#### Data for the task:
━━━━━━━━━━━━━━━━━━━━
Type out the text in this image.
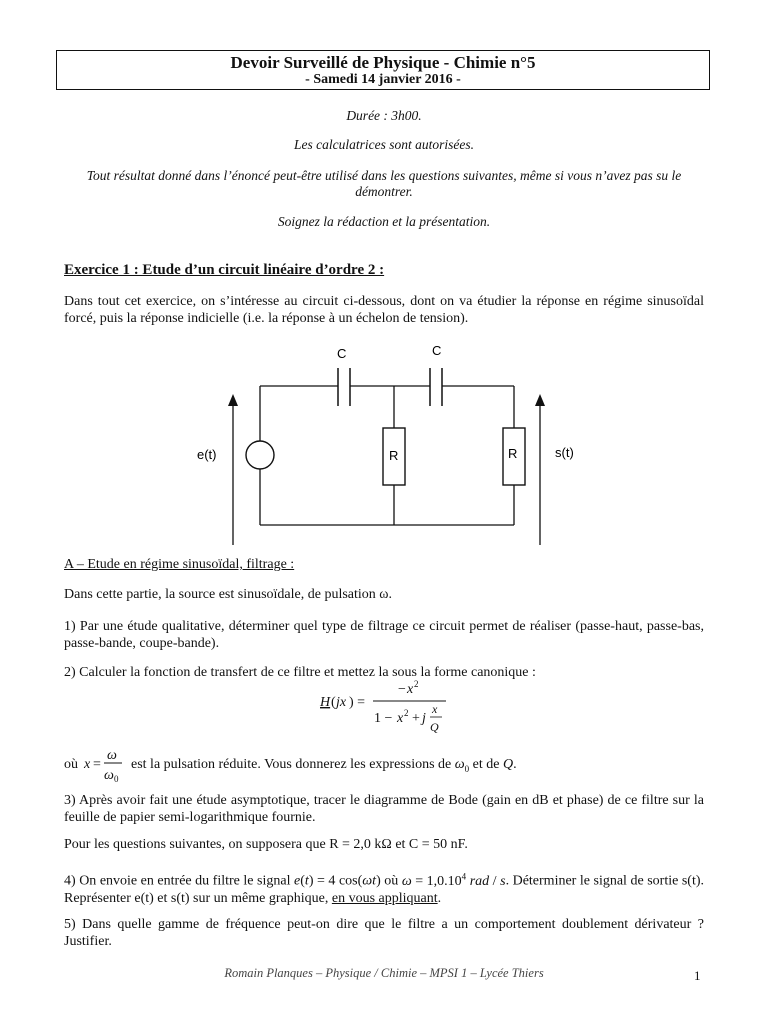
Devoir Surveillé de Physique - Chimie n°5
- Samedi 14 janvier 2016 -
Durée : 3h00.
Les calculatrices sont autorisées.
Tout résultat donné dans l’énoncé peut-être utilisé dans les questions suivantes, même si vous n’avez pas su le démontrer.
Soignez la rédaction et la présentation.
Exercice 1 : Etude d’un circuit linéaire d’ordre 2 :
Dans tout cet exercice, on s’intéresse au circuit ci-dessous, dont on va étudier la réponse en régime sinusoïdal forcé, puis la réponse indicielle (i.e. la réponse à un échelon de tension).
C	C
R	R
e(t)	s(t)
A – Etude en régime sinusoïdal, filtrage :
Dans cette partie, la source est sinusoïdale, de pulsation ω.
1) Par une étude qualitative, déterminer quel type de filtrage ce circuit permet de réaliser (passe-haut, passe-bas, passe-bande, coupe-bande).
2) Calculer la fonction de transfert de ce filtre et mettez la sous la forme canonique :
H ( jx ) =
− x 2
1 − x 2 + j
x
Q
où x =
ω
ω 0
est la pulsation réduite. Vous donnerez les expressions de $\omega_0$ et de Q.
3) Après avoir fait une étude asymptotique, tracer le diagramme de Bode (gain en dB et phase) de ce filtre sur la feuille de papier semi-logarithmique fournie.
Pour les questions suivantes, on supposera que R = 2,0 kΩ et C = 50 nF.
4) On envoie en entrée du filtre le signal e(t) = 4 cos(ωt) où $\omega = 1,0.10^4$ rad / s. Déterminer le signal de sortie s(t). Représenter e(t) et s(t) sur un même graphique, en vous appliquant.
5) Dans quelle gamme de fréquence peut-on dire que le filtre a un comportement doublement dérivateur ? Justifier.
Romain Planques – Physique / Chimie – MPSI 1 – Lycée Thiers	1
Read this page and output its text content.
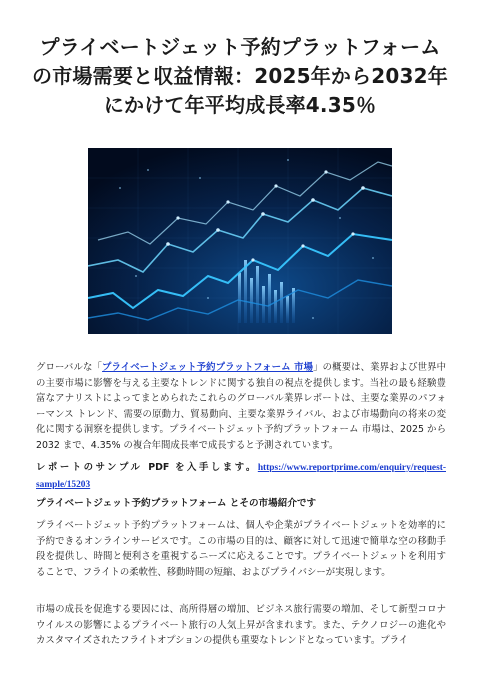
プライベートジェット予約プラットフォームの市場需要と収益情報：2025年から2032年にかけて年平均成長率4.35％

グローバルな「プライベートジェット予約プラットフォーム 市場」の概要は、業界および世界中の主要市場に影響を与える主要なトレンドに関する独自の視点を提供します。当社の最も経験豊富なアナリストによってまとめられたこれらのグローバル業界レポートは、主要な業界のパフォーマンス トレンド、需要の原動力、貿易動向、主要な業界ライバル、および市場動向の将来の変化に関する洞察を提供します。プライベートジェット予約プラットフォーム 市場は、2025 から 2032 まで、4.35% の複合年間成長率で成長すると予測されています。

レポートのサンプル PDF を入手します。https://www.reportprime.com/enquiry/request-sample/15203

プライベートジェット予約プラットフォーム とその市場紹介です

プライベートジェット予約プラットフォームは、個人や企業がプライベートジェットを効率的に予約できるオンラインサービスです。この市場の目的は、顧客に対して迅速で簡単な空の移動手段を提供し、時間と便利さを重視するニーズに応えることです。プライベートジェットを利用することで、フライトの柔軟性、移動時間の短縮、およびプライバシーが実現します。

市場の成長を促進する要因には、高所得層の増加、ビジネス旅行需要の増加、そして新型コロナウイルスの影響によるプライベート旅行の人気上昇が含まれます。また、テクノロジーの進化やカスタマイズされたフライトオプションの提供も重要なトレンドとなっています。プライ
━━━━━━━━━━━━━━━━━━━━
#### Prompt:
Quote all of the entries word for word, omitting any pictures.

#### Complete output:
Type out the text in this image.
Devoir Surveillé de Physique - Chimie n°5
- Samedi 14 janvier 2016 -
Durée : 3h00.
Les calculatrices sont autorisées.
Tout résultat donné dans l’énoncé peut-être utilisé dans les questions suivantes, même si vous n’avez pas su le démontrer.
Soignez la rédaction et la présentation.
Exercice 1 : Etude d’un circuit linéaire d’ordre 2 :
Dans tout cet exercice, on s’intéresse au circuit ci-dessous, dont on va étudier la réponse en régime sinusoïdal forcé, puis la réponse indicielle (i.e. la réponse à un échelon de tension).
C	C
R	R
e(t)	s(t)
A – Etude en régime sinusoïdal, filtrage :
Dans cette partie, la source est sinusoïdale, de pulsation ω.
1) Par une étude qualitative, déterminer quel type de filtrage ce circuit permet de réaliser (passe-haut, passe-bas, passe-bande, coupe-bande).
2) Calculer la fonction de transfert de ce filtre et mettez la sous la forme canonique :
H ( jx ) =
− x 2
1 − x 2 + j
x
Q
où x =
ω
ω 0
est la pulsation réduite. Vous donnerez les expressions de $\omega_0$ et de Q.
3) Après avoir fait une étude asymptotique, tracer le diagramme de Bode (gain en dB et phase) de ce filtre sur la feuille de papier semi-logarithmique fournie.
Pour les questions suivantes, on supposera que R = 2,0 kΩ et C = 50 nF.
4) On envoie en entrée du filtre le signal e(t) = 4 cos(ωt) où $\omega = 1,0.10^4$ rad / s. Déterminer le signal de sortie s(t). Représenter e(t) et s(t) sur un même graphique, en vous appliquant.
5) Dans quelle gamme de fréquence peut-on dire que le filtre a un comportement doublement dérivateur ? Justifier.
Romain Planques – Physique / Chimie – MPSI 1 – Lycée Thiers	1
Read this page and output its text content.
プライベートジェット予約プラットフォームの市場需要と収益情報：2025年から2032年にかけて年平均成長率4.35％

グローバルな「プライベートジェット予約プラットフォーム 市場」の概要は、業界および世界中の主要市場に影響を与える主要なトレンドに関する独自の視点を提供します。当社の最も経験豊富なアナリストによってまとめられたこれらのグローバル業界レポートは、主要な業界のパフォーマンス トレンド、需要の原動力、貿易動向、主要な業界ライバル、および市場動向の将来の変化に関する洞察を提供します。プライベートジェット予約プラットフォーム 市場は、2025 から 2032 まで、4.35% の複合年間成長率で成長すると予測されています。

レポートのサンプル PDF を入手します。https://www.reportprime.com/enquiry/request-sample/15203

プライベートジェット予約プラットフォーム とその市場紹介です

プライベートジェット予約プラットフォームは、個人や企業がプライベートジェットを効率的に予約できるオンラインサービスです。この市場の目的は、顧客に対して迅速で簡単な空の移動手段を提供し、時間と便利さを重視するニーズに応えることです。プライベートジェットを利用することで、フライトの柔軟性、移動時間の短縮、およびプライバシーが実現します。

市場の成長を促進する要因には、高所得層の増加、ビジネス旅行需要の増加、そして新型コロナウイルスの影響によるプライベート旅行の人気上昇が含まれます。また、テクノロジーの進化やカスタマイズされたフライトオプションの提供も重要なトレンドとなっています。プライ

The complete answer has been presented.